WHAT YOU NEED TO DO ▸
Below are some records; retype all of them exactly.

********************

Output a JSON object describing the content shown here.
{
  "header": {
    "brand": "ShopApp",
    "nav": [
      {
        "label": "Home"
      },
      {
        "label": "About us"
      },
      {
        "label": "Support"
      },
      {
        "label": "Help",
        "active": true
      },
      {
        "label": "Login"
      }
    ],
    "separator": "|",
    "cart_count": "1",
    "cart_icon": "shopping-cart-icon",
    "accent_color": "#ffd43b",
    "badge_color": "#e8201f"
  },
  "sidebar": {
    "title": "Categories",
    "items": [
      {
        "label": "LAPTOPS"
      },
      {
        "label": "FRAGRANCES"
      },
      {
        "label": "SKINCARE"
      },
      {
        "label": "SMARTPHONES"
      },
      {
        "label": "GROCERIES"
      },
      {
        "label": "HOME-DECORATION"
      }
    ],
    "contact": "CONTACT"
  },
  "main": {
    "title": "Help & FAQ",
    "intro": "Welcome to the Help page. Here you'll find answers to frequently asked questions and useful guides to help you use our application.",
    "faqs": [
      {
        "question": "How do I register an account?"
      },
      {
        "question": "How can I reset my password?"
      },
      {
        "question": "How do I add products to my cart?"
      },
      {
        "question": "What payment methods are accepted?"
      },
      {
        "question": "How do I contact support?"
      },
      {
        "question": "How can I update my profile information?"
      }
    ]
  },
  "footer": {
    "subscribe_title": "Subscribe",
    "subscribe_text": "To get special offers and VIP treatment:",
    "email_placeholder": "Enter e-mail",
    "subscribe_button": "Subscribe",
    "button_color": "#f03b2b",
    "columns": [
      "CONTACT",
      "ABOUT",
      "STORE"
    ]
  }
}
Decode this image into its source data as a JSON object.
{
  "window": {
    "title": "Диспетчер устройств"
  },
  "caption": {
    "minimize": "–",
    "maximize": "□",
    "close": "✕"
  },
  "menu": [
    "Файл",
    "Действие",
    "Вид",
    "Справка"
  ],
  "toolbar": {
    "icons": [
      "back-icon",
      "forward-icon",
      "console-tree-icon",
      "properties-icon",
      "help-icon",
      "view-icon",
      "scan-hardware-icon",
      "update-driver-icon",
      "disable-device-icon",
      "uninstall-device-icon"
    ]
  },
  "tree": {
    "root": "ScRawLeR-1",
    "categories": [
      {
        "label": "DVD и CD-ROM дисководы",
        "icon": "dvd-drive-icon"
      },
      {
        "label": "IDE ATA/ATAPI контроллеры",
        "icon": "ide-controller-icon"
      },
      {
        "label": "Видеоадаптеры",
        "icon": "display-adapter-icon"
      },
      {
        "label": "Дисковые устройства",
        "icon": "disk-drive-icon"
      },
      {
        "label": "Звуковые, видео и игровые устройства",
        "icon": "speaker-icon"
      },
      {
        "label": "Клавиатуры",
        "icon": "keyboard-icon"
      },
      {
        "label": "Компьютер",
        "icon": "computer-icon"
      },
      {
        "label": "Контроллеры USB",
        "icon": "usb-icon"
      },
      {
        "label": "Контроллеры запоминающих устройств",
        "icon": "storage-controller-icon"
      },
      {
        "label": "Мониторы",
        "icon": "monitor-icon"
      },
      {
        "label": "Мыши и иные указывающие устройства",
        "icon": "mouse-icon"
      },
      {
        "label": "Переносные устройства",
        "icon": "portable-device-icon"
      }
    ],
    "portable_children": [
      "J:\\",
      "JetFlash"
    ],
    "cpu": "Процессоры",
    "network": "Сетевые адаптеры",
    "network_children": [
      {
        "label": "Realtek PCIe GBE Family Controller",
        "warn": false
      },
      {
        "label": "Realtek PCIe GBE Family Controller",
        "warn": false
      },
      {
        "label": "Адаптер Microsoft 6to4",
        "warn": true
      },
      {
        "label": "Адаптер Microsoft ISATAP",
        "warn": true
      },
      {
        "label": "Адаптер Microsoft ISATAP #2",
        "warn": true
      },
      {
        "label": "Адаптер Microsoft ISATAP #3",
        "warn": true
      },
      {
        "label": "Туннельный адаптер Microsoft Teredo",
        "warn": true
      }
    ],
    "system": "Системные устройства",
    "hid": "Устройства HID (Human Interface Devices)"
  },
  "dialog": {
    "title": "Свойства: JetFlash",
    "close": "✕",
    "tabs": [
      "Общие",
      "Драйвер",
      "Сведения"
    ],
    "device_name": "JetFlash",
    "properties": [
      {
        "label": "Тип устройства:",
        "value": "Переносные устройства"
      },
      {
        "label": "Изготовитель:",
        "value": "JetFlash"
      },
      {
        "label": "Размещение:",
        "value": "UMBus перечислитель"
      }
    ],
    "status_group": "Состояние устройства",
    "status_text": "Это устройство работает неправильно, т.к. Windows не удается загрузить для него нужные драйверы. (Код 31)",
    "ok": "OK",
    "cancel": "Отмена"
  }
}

********************

THE RESULT ▸
Output a JSON object describing the content shown here.
{
  "header": {
    "brand": "ShopApp",
    "nav": [
      {
        "label": "Home"
      },
      {
        "label": "About us"
      },
      {
        "label": "Support"
      },
      {
        "label": "Help",
        "active": true
      },
      {
        "label": "Login"
      }
    ],
    "separator": "|",
    "cart_count": "1",
    "cart_icon": "shopping-cart-icon",
    "accent_color": "#ffd43b",
    "badge_color": "#e8201f"
  },
  "sidebar": {
    "title": "Categories",
    "items": [
      {
        "label": "LAPTOPS"
      },
      {
        "label": "FRAGRANCES"
      },
      {
        "label": "SKINCARE"
      },
      {
        "label": "SMARTPHONES"
      },
      {
        "label": "GROCERIES"
      },
      {
        "label": "HOME-DECORATION"
      }
    ],
    "contact": "CONTACT"
  },
  "main": {
    "title": "Help & FAQ",
    "intro": "Welcome to the Help page. Here you'll find answers to frequently asked questions and useful guides to help you use our application.",
    "faqs": [
      {
        "question": "How do I register an account?"
      },
      {
        "question": "How can I reset my password?"
      },
      {
        "question": "How do I add products to my cart?"
      },
      {
        "question": "What payment methods are accepted?"
      },
      {
        "question": "How do I contact support?"
      },
      {
        "question": "How can I update my profile information?"
      }
    ]
  },
  "footer": {
    "subscribe_title": "Subscribe",
    "subscribe_text": "To get special offers and VIP treatment:",
    "email_placeholder": "Enter e-mail",
    "subscribe_button": "Subscribe",
    "button_color": "#f03b2b",
    "columns": [
      "CONTACT",
      "ABOUT",
      "STORE"
    ]
  }
}
Decode this image into its source data as a JSON object.
{
  "window": {
    "title": "Диспетчер устройств"
  },
  "caption": {
    "minimize": "–",
    "maximize": "□",
    "close": "✕"
  },
  "menu": [
    "Файл",
    "Действие",
    "Вид",
    "Справка"
  ],
  "toolbar": {
    "icons": [
      "back-icon",
      "forward-icon",
      "console-tree-icon",
      "properties-icon",
      "help-icon",
      "view-icon",
      "scan-hardware-icon",
      "update-driver-icon",
      "disable-device-icon",
      "uninstall-device-icon"
    ]
  },
  "tree": {
    "root": "ScRawLeR-1",
    "categories": [
      {
        "label": "DVD и CD-ROM дисководы",
        "icon": "dvd-drive-icon"
      },
      {
        "label": "IDE ATA/ATAPI контроллеры",
        "icon": "ide-controller-icon"
      },
      {
        "label": "Видеоадаптеры",
        "icon": "display-adapter-icon"
      },
      {
        "label": "Дисковые устройства",
        "icon": "disk-drive-icon"
      },
      {
        "label": "Звуковые, видео и игровые устройства",
        "icon": "speaker-icon"
      },
      {
        "label": "Клавиатуры",
        "icon": "keyboard-icon"
      },
      {
        "label": "Компьютер",
        "icon": "computer-icon"
      },
      {
        "label": "Контроллеры USB",
        "icon": "usb-icon"
      },
      {
        "label": "Контроллеры запоминающих устройств",
        "icon": "storage-controller-icon"
      },
      {
        "label": "Мониторы",
        "icon": "monitor-icon"
      },
      {
        "label": "Мыши и иные указывающие устройства",
        "icon": "mouse-icon"
      },
      {
        "label": "Переносные устройства",
        "icon": "portable-device-icon"
      }
    ],
    "portable_children": [
      "J:\\",
      "JetFlash"
    ],
    "cpu": "Процессоры",
    "network": "Сетевые адаптеры",
    "network_children": [
      {
        "label": "Realtek PCIe GBE Family Controller",
        "warn": false
      },
      {
        "label": "Realtek PCIe GBE Family Controller",
        "warn": false
      },
      {
        "label": "Адаптер Microsoft 6to4",
        "warn": true
      },
      {
        "label": "Адаптер Microsoft ISATAP",
        "warn": true
      },
      {
        "label": "Адаптер Microsoft ISATAP #2",
        "warn": true
      },
      {
        "label": "Адаптер Microsoft ISATAP #3",
        "warn": true
      },
      {
        "label": "Туннельный адаптер Microsoft Teredo",
        "warn": true
      }
    ],
    "system": "Системные устройства",
    "hid": "Устройства HID (Human Interface Devices)"
  },
  "dialog": {
    "title": "Свойства: JetFlash",
    "close": "✕",
    "tabs": [
      "Общие",
      "Драйвер",
      "Сведения"
    ],
    "device_name": "JetFlash",
    "properties": [
      {
        "label": "Тип устройства:",
        "value": "Переносные устройства"
      },
      {
        "label": "Изготовитель:",
        "value": "JetFlash"
      },
      {
        "label": "Размещение:",
        "value": "UMBus перечислитель"
      }
    ],
    "status_group": "Состояние устройства",
    "status_text": "Это устройство работает неправильно, т.к. Windows не удается загрузить для него нужные драйверы. (Код 31)",
    "ok": "OK",
    "cancel": "Отмена"
  }
}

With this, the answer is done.